GOAL OF THE EXERCISE >> Tell how many lines contain the word "this". Reply with the number only.

MATERIAL PROVIDED >>
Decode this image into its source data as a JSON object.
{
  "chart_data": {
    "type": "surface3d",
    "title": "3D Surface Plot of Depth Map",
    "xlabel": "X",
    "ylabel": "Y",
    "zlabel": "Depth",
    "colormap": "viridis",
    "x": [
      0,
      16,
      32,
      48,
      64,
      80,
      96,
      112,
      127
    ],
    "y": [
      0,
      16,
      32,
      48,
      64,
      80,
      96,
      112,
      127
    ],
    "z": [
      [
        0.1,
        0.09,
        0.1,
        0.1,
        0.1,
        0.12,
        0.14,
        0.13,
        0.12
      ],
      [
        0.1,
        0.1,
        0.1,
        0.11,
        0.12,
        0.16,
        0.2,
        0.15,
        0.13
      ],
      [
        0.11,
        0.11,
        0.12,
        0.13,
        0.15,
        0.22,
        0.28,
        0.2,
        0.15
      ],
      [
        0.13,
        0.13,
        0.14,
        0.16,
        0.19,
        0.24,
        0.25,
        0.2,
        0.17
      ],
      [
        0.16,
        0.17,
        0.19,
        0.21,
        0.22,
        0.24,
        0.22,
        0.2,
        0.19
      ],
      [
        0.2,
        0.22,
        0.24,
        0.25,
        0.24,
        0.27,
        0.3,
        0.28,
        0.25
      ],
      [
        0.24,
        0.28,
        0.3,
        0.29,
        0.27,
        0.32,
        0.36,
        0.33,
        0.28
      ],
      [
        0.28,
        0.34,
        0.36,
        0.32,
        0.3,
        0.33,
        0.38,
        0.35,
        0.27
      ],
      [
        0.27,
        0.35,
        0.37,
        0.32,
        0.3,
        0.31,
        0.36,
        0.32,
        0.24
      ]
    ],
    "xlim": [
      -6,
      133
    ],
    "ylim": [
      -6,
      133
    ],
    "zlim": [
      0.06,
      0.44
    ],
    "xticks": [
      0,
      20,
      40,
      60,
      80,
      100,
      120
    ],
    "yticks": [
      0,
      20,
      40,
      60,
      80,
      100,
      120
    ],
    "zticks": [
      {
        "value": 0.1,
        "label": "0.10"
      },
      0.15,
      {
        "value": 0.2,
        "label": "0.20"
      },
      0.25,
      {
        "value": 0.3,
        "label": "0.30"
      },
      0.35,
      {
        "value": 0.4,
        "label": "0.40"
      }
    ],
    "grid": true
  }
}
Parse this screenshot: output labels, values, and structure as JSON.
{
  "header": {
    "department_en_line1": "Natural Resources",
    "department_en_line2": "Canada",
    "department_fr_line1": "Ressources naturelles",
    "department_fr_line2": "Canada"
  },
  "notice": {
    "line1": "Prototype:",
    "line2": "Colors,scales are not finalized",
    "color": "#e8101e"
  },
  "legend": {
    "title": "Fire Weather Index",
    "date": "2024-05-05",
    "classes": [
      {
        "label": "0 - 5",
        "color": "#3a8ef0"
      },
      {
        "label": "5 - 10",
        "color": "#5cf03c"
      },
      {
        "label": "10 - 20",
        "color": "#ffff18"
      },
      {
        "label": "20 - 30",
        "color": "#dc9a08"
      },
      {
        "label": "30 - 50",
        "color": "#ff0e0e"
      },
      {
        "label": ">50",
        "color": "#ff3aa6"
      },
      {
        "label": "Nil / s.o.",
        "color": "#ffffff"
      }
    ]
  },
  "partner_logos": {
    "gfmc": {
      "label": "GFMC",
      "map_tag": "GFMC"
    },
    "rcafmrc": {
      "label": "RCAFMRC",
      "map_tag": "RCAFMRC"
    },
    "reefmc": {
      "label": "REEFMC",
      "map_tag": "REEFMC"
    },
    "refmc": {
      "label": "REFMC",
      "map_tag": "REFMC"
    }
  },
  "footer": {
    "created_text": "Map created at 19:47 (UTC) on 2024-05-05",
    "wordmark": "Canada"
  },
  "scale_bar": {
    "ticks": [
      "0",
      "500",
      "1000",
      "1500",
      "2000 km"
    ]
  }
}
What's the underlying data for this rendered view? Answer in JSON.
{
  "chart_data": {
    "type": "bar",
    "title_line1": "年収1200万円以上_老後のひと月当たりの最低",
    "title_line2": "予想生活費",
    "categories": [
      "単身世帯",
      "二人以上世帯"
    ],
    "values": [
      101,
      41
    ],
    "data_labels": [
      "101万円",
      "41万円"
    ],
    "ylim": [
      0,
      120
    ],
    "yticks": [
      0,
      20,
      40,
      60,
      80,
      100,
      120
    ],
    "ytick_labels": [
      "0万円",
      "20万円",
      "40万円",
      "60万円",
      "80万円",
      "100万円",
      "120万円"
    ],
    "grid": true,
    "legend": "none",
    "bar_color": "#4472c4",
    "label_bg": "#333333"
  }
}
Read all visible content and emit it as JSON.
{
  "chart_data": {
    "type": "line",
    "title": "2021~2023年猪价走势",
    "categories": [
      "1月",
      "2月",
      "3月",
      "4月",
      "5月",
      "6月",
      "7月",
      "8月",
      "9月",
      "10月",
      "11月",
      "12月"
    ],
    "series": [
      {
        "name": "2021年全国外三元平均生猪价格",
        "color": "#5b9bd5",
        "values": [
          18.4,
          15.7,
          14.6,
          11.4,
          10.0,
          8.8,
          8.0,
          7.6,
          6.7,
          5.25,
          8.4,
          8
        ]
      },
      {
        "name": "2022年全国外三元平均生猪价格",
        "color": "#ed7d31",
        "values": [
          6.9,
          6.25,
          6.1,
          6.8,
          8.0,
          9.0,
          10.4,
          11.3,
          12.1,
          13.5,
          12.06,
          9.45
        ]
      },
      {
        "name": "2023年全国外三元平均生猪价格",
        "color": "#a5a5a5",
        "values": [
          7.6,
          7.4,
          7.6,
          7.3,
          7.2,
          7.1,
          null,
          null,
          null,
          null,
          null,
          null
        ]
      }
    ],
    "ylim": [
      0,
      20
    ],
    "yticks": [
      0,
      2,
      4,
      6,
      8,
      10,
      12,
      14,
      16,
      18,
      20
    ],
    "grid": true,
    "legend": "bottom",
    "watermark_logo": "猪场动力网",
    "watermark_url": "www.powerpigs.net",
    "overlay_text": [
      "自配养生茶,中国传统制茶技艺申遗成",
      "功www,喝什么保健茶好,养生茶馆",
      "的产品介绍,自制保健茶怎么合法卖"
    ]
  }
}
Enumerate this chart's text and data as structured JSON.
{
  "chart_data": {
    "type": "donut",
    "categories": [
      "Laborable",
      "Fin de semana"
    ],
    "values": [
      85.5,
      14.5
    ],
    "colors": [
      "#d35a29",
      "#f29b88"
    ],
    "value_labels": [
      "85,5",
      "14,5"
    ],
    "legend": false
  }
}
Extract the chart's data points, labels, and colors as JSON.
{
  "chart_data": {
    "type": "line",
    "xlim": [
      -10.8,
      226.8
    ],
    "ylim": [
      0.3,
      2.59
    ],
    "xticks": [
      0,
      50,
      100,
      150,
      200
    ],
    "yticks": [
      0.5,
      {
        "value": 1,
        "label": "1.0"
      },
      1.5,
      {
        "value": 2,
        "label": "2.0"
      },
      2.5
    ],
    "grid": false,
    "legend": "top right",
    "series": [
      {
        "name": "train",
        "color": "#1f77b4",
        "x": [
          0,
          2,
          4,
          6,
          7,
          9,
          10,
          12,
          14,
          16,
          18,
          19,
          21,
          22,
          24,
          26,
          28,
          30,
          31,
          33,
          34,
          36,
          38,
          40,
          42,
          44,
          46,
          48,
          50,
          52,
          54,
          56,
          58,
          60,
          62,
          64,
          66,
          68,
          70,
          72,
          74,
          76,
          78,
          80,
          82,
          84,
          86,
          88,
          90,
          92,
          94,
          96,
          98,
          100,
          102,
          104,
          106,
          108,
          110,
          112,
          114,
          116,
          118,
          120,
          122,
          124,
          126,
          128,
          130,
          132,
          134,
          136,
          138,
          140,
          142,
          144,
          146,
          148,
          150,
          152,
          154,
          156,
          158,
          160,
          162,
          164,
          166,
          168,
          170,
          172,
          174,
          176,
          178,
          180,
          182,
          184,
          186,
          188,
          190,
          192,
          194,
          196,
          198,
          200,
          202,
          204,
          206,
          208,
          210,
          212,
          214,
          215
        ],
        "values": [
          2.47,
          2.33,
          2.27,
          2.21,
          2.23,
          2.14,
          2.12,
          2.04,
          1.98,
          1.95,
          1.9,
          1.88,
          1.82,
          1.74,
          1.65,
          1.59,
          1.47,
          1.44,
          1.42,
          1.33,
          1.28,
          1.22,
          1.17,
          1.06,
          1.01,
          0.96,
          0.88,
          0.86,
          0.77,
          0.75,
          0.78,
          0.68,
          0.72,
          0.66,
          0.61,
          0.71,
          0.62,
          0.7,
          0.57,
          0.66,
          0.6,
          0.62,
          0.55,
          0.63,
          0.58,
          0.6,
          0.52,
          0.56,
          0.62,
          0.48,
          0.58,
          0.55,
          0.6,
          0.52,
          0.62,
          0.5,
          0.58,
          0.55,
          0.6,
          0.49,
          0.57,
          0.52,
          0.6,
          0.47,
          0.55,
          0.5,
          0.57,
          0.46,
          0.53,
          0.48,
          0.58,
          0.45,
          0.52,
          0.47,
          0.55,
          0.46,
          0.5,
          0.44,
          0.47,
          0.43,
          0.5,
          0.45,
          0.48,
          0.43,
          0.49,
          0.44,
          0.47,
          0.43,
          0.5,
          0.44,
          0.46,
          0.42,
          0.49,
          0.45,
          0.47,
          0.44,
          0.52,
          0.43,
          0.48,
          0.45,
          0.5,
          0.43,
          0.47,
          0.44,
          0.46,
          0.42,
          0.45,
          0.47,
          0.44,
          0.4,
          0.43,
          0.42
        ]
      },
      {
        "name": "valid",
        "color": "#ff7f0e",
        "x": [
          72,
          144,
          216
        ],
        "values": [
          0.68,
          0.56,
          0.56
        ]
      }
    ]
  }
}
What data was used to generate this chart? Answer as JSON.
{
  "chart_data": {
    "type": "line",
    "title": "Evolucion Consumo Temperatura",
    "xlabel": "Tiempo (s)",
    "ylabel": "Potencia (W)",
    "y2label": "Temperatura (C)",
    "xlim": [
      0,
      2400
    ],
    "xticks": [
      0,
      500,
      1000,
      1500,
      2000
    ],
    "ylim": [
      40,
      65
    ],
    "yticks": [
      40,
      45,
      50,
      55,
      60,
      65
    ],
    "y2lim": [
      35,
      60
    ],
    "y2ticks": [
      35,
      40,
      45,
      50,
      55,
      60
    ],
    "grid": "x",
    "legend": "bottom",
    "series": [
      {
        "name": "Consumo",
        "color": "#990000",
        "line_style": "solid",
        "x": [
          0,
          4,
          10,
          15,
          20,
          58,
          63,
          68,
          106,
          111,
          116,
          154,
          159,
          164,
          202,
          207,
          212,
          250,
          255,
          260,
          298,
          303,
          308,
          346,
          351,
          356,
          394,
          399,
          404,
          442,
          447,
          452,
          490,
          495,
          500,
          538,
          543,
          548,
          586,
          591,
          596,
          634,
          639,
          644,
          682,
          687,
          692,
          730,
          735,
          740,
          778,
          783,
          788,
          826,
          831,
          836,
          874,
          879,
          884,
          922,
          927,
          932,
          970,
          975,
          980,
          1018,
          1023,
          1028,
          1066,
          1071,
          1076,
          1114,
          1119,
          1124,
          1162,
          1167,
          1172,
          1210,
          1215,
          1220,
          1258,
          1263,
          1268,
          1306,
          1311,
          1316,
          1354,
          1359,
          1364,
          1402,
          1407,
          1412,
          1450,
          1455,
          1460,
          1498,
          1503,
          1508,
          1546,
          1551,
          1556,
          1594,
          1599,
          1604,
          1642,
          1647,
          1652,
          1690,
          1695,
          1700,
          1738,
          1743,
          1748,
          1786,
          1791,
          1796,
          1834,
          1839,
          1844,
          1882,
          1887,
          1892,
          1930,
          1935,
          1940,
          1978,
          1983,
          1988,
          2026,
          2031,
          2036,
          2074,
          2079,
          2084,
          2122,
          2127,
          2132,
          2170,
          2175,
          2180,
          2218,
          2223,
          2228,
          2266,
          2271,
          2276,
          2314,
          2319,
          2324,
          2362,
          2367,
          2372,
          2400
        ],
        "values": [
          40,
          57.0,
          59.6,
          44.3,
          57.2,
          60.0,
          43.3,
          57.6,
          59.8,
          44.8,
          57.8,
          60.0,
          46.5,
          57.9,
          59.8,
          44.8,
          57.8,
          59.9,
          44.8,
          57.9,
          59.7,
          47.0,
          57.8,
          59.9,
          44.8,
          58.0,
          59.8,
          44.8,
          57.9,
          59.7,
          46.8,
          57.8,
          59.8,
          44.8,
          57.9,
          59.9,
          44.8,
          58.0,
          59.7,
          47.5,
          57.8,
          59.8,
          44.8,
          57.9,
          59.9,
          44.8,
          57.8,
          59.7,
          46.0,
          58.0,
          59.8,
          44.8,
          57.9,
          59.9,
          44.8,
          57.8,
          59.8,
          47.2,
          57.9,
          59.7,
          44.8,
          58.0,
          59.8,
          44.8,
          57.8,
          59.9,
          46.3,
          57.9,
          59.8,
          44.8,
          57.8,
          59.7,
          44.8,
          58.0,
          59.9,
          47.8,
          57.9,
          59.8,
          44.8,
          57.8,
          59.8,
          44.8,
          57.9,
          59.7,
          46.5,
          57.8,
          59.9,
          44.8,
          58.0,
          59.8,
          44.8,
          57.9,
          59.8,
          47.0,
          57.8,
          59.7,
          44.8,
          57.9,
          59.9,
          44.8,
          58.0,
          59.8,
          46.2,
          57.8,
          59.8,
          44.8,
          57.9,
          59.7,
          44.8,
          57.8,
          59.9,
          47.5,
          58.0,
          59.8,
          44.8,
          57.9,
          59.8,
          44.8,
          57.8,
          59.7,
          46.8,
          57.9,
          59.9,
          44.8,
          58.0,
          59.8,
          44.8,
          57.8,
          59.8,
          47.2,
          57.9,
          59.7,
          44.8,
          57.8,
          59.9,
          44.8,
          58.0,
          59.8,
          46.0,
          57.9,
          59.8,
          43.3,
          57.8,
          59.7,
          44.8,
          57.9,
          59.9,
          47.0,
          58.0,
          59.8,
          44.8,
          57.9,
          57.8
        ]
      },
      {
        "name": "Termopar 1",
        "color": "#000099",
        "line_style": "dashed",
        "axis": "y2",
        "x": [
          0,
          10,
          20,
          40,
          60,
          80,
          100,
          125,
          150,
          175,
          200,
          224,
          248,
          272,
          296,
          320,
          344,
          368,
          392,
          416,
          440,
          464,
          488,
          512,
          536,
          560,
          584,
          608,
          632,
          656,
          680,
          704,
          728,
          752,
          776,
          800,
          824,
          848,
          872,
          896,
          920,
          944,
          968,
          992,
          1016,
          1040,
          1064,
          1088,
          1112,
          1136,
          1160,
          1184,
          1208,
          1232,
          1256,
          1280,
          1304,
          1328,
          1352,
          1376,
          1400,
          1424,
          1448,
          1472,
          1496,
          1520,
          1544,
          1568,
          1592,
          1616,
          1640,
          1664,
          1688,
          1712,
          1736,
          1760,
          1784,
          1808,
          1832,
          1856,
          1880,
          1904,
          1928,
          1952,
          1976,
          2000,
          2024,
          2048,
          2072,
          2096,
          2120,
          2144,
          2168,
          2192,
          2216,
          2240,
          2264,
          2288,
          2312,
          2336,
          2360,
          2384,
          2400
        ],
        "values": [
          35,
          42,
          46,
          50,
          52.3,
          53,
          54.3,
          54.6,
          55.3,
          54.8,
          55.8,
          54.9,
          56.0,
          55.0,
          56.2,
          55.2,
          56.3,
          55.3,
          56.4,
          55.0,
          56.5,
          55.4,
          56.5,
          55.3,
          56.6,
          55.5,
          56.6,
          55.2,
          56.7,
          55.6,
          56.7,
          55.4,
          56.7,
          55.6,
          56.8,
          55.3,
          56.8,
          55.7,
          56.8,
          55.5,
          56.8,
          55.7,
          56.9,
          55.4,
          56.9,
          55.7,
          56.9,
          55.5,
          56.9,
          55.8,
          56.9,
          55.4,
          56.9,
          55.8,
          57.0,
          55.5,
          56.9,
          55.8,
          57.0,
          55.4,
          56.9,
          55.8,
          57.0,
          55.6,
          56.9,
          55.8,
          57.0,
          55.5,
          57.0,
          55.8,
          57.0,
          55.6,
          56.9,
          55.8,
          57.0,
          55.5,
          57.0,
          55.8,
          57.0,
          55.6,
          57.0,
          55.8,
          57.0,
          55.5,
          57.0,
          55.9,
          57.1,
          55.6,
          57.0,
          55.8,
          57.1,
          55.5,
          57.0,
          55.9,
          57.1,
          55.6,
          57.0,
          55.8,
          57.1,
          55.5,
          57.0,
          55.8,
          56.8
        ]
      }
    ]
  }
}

ANSWER TO THE PROBLEM >> 5